Entries provided =
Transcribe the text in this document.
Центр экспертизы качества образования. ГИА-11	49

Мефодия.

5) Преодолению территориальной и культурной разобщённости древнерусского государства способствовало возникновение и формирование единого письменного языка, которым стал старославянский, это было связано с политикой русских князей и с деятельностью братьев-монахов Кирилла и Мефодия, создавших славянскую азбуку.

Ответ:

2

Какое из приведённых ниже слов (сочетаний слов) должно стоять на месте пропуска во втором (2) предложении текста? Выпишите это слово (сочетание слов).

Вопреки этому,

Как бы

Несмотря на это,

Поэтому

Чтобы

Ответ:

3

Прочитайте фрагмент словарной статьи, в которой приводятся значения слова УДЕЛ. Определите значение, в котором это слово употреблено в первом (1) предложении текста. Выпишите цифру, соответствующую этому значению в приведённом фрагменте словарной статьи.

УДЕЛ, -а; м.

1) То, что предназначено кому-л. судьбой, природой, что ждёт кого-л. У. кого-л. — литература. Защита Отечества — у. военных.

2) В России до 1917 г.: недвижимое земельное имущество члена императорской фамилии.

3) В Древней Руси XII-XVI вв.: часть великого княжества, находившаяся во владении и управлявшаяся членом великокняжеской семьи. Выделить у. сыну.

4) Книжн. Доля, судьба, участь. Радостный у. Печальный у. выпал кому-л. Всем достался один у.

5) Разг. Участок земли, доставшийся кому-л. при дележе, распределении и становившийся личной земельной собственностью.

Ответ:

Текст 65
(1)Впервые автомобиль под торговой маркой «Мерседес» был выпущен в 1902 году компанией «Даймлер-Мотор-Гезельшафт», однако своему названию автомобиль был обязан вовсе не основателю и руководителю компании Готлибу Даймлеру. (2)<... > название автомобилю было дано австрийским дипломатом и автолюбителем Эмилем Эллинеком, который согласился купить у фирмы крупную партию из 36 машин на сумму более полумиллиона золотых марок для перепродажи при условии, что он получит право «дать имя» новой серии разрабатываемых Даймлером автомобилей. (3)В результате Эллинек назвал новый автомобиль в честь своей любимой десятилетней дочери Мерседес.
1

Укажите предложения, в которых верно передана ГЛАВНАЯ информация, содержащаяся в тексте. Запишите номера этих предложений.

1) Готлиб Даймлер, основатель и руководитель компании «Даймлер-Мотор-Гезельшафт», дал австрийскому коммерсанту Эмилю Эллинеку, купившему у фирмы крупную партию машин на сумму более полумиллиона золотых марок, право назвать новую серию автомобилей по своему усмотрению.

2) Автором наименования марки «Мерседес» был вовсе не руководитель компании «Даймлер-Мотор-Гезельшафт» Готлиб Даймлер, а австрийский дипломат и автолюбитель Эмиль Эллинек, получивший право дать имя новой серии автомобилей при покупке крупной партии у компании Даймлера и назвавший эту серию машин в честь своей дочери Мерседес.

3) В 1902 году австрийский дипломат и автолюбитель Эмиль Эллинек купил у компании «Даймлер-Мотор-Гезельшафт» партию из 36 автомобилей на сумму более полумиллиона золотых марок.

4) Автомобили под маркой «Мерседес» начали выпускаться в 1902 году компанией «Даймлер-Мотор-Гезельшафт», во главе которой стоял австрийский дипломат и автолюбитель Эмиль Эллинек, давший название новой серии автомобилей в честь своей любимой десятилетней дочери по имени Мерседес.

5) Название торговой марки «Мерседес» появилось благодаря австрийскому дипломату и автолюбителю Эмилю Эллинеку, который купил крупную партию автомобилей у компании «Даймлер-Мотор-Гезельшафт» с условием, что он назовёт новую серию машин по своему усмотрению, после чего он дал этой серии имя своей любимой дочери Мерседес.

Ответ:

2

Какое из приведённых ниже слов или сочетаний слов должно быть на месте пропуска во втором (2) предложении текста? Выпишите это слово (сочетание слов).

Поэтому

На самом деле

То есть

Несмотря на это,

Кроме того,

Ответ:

Instructions for the task =
Every line above should be printed again exactly as it stands.

Solution to this problem =
Transcribe the text in this document.
Центр экспертизы качества образования. ГИА-11	49

Мефодия.

5) Преодолению территориальной и культурной разобщённости древнерусского государства способствовало возникновение и формирование единого письменного языка, которым стал старославянский, это было связано с политикой русских князей и с деятельностью братьев-монахов Кирилла и Мефодия, создавших славянскую азбуку.

Ответ:

2

Какое из приведённых ниже слов (сочетаний слов) должно стоять на месте пропуска во втором (2) предложении текста? Выпишите это слово (сочетание слов).

Вопреки этому,

Как бы

Несмотря на это,

Поэтому

Чтобы

Ответ:

3

Прочитайте фрагмент словарной статьи, в которой приводятся значения слова УДЕЛ. Определите значение, в котором это слово употреблено в первом (1) предложении текста. Выпишите цифру, соответствующую этому значению в приведённом фрагменте словарной статьи.

УДЕЛ, -а; м.

1) То, что предназначено кому-л. судьбой, природой, что ждёт кого-л. У. кого-л. — литература. Защита Отечества — у. военных.

2) В России до 1917 г.: недвижимое земельное имущество члена императорской фамилии.

3) В Древней Руси XII-XVI вв.: часть великого княжества, находившаяся во владении и управлявшаяся членом великокняжеской семьи. Выделить у. сыну.

4) Книжн. Доля, судьба, участь. Радостный у. Печальный у. выпал кому-л. Всем достался один у.

5) Разг. Участок земли, доставшийся кому-л. при дележе, распределении и становившийся личной земельной собственностью.

Ответ:

Текст 65
(1)Впервые автомобиль под торговой маркой «Мерседес» был выпущен в 1902 году компанией «Даймлер-Мотор-Гезельшафт», однако своему названию автомобиль был обязан вовсе не основателю и руководителю компании Готлибу Даймлеру. (2)<... > название автомобилю было дано австрийским дипломатом и автолюбителем Эмилем Эллинеком, который согласился купить у фирмы крупную партию из 36 машин на сумму более полумиллиона золотых марок для перепродажи при условии, что он получит право «дать имя» новой серии разрабатываемых Даймлером автомобилей. (3)В результате Эллинек назвал новый автомобиль в честь своей любимой десятилетней дочери Мерседес.
1

Укажите предложения, в которых верно передана ГЛАВНАЯ информация, содержащаяся в тексте. Запишите номера этих предложений.

1) Готлиб Даймлер, основатель и руководитель компании «Даймлер-Мотор-Гезельшафт», дал австрийскому коммерсанту Эмилю Эллинеку, купившему у фирмы крупную партию машин на сумму более полумиллиона золотых марок, право назвать новую серию автомобилей по своему усмотрению.

2) Автором наименования марки «Мерседес» был вовсе не руководитель компании «Даймлер-Мотор-Гезельшафт» Готлиб Даймлер, а австрийский дипломат и автолюбитель Эмиль Эллинек, получивший право дать имя новой серии автомобилей при покупке крупной партии у компании Даймлера и назвавший эту серию машин в честь своей дочери Мерседес.

3) В 1902 году австрийский дипломат и автолюбитель Эмиль Эллинек купил у компании «Даймлер-Мотор-Гезельшафт» партию из 36 автомобилей на сумму более полумиллиона золотых марок.

4) Автомобили под маркой «Мерседес» начали выпускаться в 1902 году компанией «Даймлер-Мотор-Гезельшафт», во главе которой стоял австрийский дипломат и автолюбитель Эмиль Эллинек, давший название новой серии автомобилей в честь своей любимой десятилетней дочери по имени Мерседес.

5) Название торговой марки «Мерседес» появилось благодаря австрийскому дипломату и автолюбителю Эмилю Эллинеку, который купил крупную партию автомобилей у компании «Даймлер-Мотор-Гезельшафт» с условием, что он назовёт новую серию машин по своему усмотрению, после чего он дал этой серии имя своей любимой дочери Мерседес.

Ответ:

2

Какое из приведённых ниже слов или сочетаний слов должно быть на месте пропуска во втором (2) предложении текста? Выпишите это слово (сочетание слов).

Поэтому

На самом деле

То есть

Несмотря на это,

Кроме того,

Ответ:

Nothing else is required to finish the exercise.